**Material for this exercise**.
-*-

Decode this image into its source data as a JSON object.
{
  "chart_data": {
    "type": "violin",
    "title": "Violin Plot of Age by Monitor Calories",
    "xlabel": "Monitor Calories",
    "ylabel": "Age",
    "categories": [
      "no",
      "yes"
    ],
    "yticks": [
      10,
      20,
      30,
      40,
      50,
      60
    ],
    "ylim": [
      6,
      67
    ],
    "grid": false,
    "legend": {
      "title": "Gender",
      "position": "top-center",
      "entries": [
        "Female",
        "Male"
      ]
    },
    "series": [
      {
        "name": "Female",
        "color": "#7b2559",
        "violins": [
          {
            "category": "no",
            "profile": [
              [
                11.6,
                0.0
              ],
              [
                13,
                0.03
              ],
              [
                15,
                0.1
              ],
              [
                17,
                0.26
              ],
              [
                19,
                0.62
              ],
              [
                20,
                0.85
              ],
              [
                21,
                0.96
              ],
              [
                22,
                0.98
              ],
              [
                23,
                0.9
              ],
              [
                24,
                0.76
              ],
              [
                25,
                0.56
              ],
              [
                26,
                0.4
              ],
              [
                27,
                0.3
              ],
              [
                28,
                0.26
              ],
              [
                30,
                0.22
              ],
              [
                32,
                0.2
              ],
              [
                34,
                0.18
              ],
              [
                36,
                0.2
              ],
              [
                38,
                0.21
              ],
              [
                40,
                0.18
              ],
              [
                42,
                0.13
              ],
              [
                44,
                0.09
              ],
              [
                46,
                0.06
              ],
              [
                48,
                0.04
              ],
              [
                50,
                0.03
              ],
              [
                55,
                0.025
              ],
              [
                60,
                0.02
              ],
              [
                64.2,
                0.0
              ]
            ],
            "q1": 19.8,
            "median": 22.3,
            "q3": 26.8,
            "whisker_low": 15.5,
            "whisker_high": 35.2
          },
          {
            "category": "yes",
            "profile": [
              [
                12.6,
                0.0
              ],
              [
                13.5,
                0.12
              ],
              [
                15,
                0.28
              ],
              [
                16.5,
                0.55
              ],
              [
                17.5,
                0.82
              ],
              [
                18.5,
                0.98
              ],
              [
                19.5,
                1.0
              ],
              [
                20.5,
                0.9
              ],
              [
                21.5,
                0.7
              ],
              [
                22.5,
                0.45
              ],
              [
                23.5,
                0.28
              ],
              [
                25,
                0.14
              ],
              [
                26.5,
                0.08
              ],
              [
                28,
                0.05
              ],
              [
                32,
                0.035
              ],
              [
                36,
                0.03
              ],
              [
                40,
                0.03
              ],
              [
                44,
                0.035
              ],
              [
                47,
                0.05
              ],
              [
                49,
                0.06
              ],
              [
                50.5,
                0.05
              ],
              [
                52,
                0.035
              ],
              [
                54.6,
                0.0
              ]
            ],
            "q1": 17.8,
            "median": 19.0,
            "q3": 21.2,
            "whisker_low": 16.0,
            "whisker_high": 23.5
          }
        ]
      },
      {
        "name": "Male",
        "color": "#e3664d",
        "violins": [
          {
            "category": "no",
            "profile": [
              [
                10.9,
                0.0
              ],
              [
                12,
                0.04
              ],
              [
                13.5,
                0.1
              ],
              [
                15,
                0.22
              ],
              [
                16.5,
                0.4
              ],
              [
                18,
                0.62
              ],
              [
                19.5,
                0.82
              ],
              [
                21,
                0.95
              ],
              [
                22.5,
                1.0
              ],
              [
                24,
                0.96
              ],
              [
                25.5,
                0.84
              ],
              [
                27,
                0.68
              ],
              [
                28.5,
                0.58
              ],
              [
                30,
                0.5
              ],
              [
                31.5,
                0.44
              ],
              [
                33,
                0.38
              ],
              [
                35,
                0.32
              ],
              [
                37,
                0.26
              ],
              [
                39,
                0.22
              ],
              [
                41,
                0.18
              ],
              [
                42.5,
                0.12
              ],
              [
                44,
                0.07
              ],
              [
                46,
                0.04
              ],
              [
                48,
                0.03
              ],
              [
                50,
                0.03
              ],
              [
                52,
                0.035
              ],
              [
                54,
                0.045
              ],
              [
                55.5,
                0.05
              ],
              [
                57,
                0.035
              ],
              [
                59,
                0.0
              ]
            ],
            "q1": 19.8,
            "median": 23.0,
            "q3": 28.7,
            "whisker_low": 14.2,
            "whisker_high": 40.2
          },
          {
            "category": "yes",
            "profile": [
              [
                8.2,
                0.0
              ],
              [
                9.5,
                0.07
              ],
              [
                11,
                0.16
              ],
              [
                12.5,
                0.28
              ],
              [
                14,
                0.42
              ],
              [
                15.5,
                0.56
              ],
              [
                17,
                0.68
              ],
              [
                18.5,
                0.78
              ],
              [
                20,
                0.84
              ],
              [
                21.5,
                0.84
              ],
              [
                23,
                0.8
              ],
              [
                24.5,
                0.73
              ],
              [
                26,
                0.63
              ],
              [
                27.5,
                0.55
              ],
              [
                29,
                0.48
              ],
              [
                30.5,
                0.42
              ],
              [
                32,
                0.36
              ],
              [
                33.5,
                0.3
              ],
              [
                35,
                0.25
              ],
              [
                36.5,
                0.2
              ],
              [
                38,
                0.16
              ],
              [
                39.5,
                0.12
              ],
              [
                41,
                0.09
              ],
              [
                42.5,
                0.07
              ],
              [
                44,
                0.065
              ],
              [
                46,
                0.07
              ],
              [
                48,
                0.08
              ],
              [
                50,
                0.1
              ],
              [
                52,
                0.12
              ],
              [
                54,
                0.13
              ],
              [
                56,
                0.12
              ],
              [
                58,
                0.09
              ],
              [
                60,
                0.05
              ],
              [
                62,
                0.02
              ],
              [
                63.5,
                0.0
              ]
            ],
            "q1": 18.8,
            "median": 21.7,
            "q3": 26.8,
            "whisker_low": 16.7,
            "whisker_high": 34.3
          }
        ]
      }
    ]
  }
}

-*-

**Task statement**.
Write out all the lines again, exactly as they are.

**Solution for this task**.
Decode this image into its source data as a JSON object.
{
  "chart_data": {
    "type": "violin",
    "title": "Violin Plot of Age by Monitor Calories",
    "xlabel": "Monitor Calories",
    "ylabel": "Age",
    "categories": [
      "no",
      "yes"
    ],
    "yticks": [
      10,
      20,
      30,
      40,
      50,
      60
    ],
    "ylim": [
      6,
      67
    ],
    "grid": false,
    "legend": {
      "title": "Gender",
      "position": "top-center",
      "entries": [
        "Female",
        "Male"
      ]
    },
    "series": [
      {
        "name": "Female",
        "color": "#7b2559",
        "violins": [
          {
            "category": "no",
            "profile": [
              [
                11.6,
                0.0
              ],
              [
                13,
                0.03
              ],
              [
                15,
                0.1
              ],
              [
                17,
                0.26
              ],
              [
                19,
                0.62
              ],
              [
                20,
                0.85
              ],
              [
                21,
                0.96
              ],
              [
                22,
                0.98
              ],
              [
                23,
                0.9
              ],
              [
                24,
                0.76
              ],
              [
                25,
                0.56
              ],
              [
                26,
                0.4
              ],
              [
                27,
                0.3
              ],
              [
                28,
                0.26
              ],
              [
                30,
                0.22
              ],
              [
                32,
                0.2
              ],
              [
                34,
                0.18
              ],
              [
                36,
                0.2
              ],
              [
                38,
                0.21
              ],
              [
                40,
                0.18
              ],
              [
                42,
                0.13
              ],
              [
                44,
                0.09
              ],
              [
                46,
                0.06
              ],
              [
                48,
                0.04
              ],
              [
                50,
                0.03
              ],
              [
                55,
                0.025
              ],
              [
                60,
                0.02
              ],
              [
                64.2,
                0.0
              ]
            ],
            "q1": 19.8,
            "median": 22.3,
            "q3": 26.8,
            "whisker_low": 15.5,
            "whisker_high": 35.2
          },
          {
            "category": "yes",
            "profile": [
              [
                12.6,
                0.0
              ],
              [
                13.5,
                0.12
              ],
              [
                15,
                0.28
              ],
              [
                16.5,
                0.55
              ],
              [
                17.5,
                0.82
              ],
              [
                18.5,
                0.98
              ],
              [
                19.5,
                1.0
              ],
              [
                20.5,
                0.9
              ],
              [
                21.5,
                0.7
              ],
              [
                22.5,
                0.45
              ],
              [
                23.5,
                0.28
              ],
              [
                25,
                0.14
              ],
              [
                26.5,
                0.08
              ],
              [
                28,
                0.05
              ],
              [
                32,
                0.035
              ],
              [
                36,
                0.03
              ],
              [
                40,
                0.03
              ],
              [
                44,
                0.035
              ],
              [
                47,
                0.05
              ],
              [
                49,
                0.06
              ],
              [
                50.5,
                0.05
              ],
              [
                52,
                0.035
              ],
              [
                54.6,
                0.0
              ]
            ],
            "q1": 17.8,
            "median": 19.0,
            "q3": 21.2,
            "whisker_low": 16.0,
            "whisker_high": 23.5
          }
        ]
      },
      {
        "name": "Male",
        "color": "#e3664d",
        "violins": [
          {
            "category": "no",
            "profile": [
              [
                10.9,
                0.0
              ],
              [
                12,
                0.04
              ],
              [
                13.5,
                0.1
              ],
              [
                15,
                0.22
              ],
              [
                16.5,
                0.4
              ],
              [
                18,
                0.62
              ],
              [
                19.5,
                0.82
              ],
              [
                21,
                0.95
              ],
              [
                22.5,
                1.0
              ],
              [
                24,
                0.96
              ],
              [
                25.5,
                0.84
              ],
              [
                27,
                0.68
              ],
              [
                28.5,
                0.58
              ],
              [
                30,
                0.5
              ],
              [
                31.5,
                0.44
              ],
              [
                33,
                0.38
              ],
              [
                35,
                0.32
              ],
              [
                37,
                0.26
              ],
              [
                39,
                0.22
              ],
              [
                41,
                0.18
              ],
              [
                42.5,
                0.12
              ],
              [
                44,
                0.07
              ],
              [
                46,
                0.04
              ],
              [
                48,
                0.03
              ],
              [
                50,
                0.03
              ],
              [
                52,
                0.035
              ],
              [
                54,
                0.045
              ],
              [
                55.5,
                0.05
              ],
              [
                57,
                0.035
              ],
              [
                59,
                0.0
              ]
            ],
            "q1": 19.8,
            "median": 23.0,
            "q3": 28.7,
            "whisker_low": 14.2,
            "whisker_high": 40.2
          },
          {
            "category": "yes",
            "profile": [
              [
                8.2,
                0.0
              ],
              [
                9.5,
                0.07
              ],
              [
                11,
                0.16
              ],
              [
                12.5,
                0.28
              ],
              [
                14,
                0.42
              ],
              [
                15.5,
                0.56
              ],
              [
                17,
                0.68
              ],
              [
                18.5,
                0.78
              ],
              [
                20,
                0.84
              ],
              [
                21.5,
                0.84
              ],
              [
                23,
                0.8
              ],
              [
                24.5,
                0.73
              ],
              [
                26,
                0.63
              ],
              [
                27.5,
                0.55
              ],
              [
                29,
                0.48
              ],
              [
                30.5,
                0.42
              ],
              [
                32,
                0.36
              ],
              [
                33.5,
                0.3
              ],
              [
                35,
                0.25
              ],
              [
                36.5,
                0.2
              ],
              [
                38,
                0.16
              ],
              [
                39.5,
                0.12
              ],
              [
                41,
                0.09
              ],
              [
                42.5,
                0.07
              ],
              [
                44,
                0.065
              ],
              [
                46,
                0.07
              ],
              [
                48,
                0.08
              ],
              [
                50,
                0.1
              ],
              [
                52,
                0.12
              ],
              [
                54,
                0.13
              ],
              [
                56,
                0.12
              ],
              [
                58,
                0.09
              ],
              [
                60,
                0.05
              ],
              [
                62,
                0.02
              ],
              [
                63.5,
                0.0
              ]
            ],
            "q1": 18.8,
            "median": 21.7,
            "q3": 26.8,
            "whisker_low": 16.7,
            "whisker_high": 34.3
          }
        ]
      }
    ]
  }
}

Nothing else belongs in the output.